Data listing
——————————

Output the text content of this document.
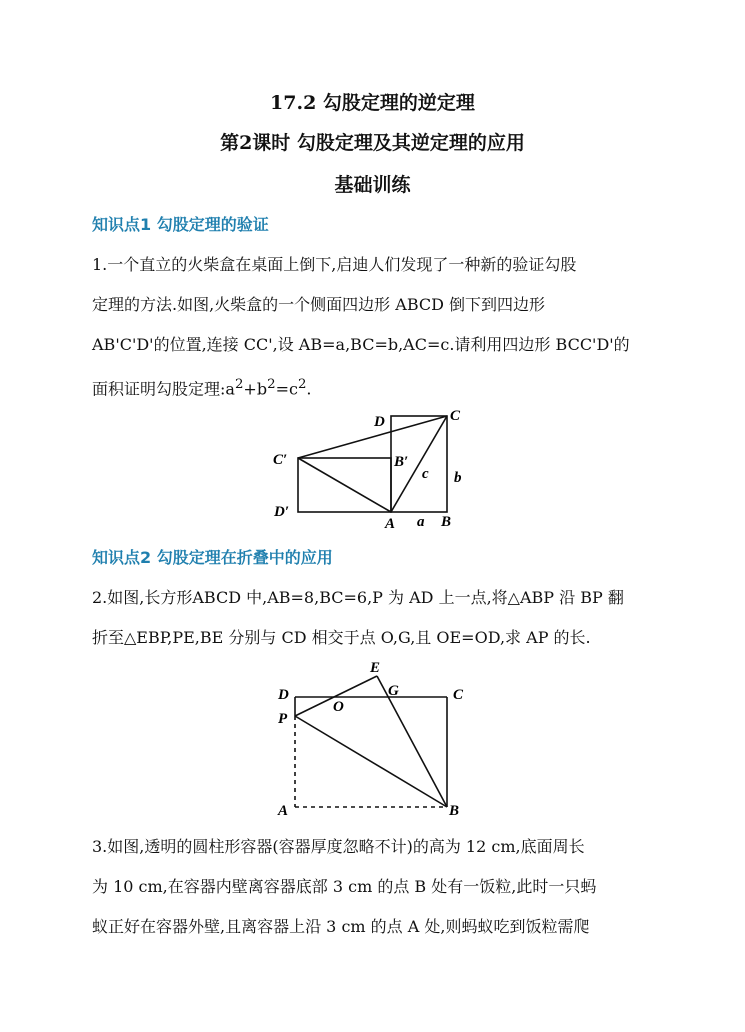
17.2 勾股定理的逆定理
第2课时 勾股定理及其逆定理的应用
基础训练
知识点1 勾股定理的验证

1.一个直立的火柴盒在桌面上倒下,启迪人们发现了一种新的验证勾股

定理的方法.如图,火柴盒的一个侧面四边形 ABCD 倒下到四边形

AB'C'D'的位置,连接 CC',设 AB=a,BC=b,AC=c.请利用四边形 BCC'D'的

面积证明勾股定理$:a^2+b^2=c^2$.

D	C
C′	B′
c b
D′
A a B
知识点2 勾股定理在折叠中的应用

2.如图,长方形ABCD 中,AB=8,BC=6,P 为 AD 上一点,将△ABP 沿 BP 翻

折至△EBP,PE,BE 分别与 CD 相交于点 O,G,且 OE=OD,求 AP 的长.

D
E
G	C
P
O
A	B

3.如图,透明的圆柱形容器(容器厚度忽略不计)的高为 12 cm,底面周长

为 10 cm,在容器内壁离容器底部 3 cm 的点 B 处有一饭粒,此时一只蚂

蚁正好在容器外壁,且离容器上沿 3 cm 的点 A 处,则蚂蚁吃到饭粒需爬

——————————

__Job__
Transcribe each entry above exactly, apart from the pictures.

__Solved problem__
Output the text content of this document.
17.2 勾股定理的逆定理
第2课时 勾股定理及其逆定理的应用
基础训练
知识点1 勾股定理的验证

1.一个直立的火柴盒在桌面上倒下,启迪人们发现了一种新的验证勾股

定理的方法.如图,火柴盒的一个侧面四边形 ABCD 倒下到四边形

AB'C'D'的位置,连接 CC',设 AB=a,BC=b,AC=c.请利用四边形 BCC'D'的

面积证明勾股定理$:a^2+b^2=c^2$.

D	C
C′	B′
c b
D′
A a B
知识点2 勾股定理在折叠中的应用

2.如图,长方形ABCD 中,AB=8,BC=6,P 为 AD 上一点,将△ABP 沿 BP 翻

折至△EBP,PE,BE 分别与 CD 相交于点 O,G,且 OE=OD,求 AP 的长.

D
E
G	C
P
O
A	B

3.如图,透明的圆柱形容器(容器厚度忽略不计)的高为 12 cm,底面周长

为 10 cm,在容器内壁离容器底部 3 cm 的点 B 处有一饭粒,此时一只蚂

蚁正好在容器外壁,且离容器上沿 3 cm 的点 A 处,则蚂蚁吃到饭粒需爬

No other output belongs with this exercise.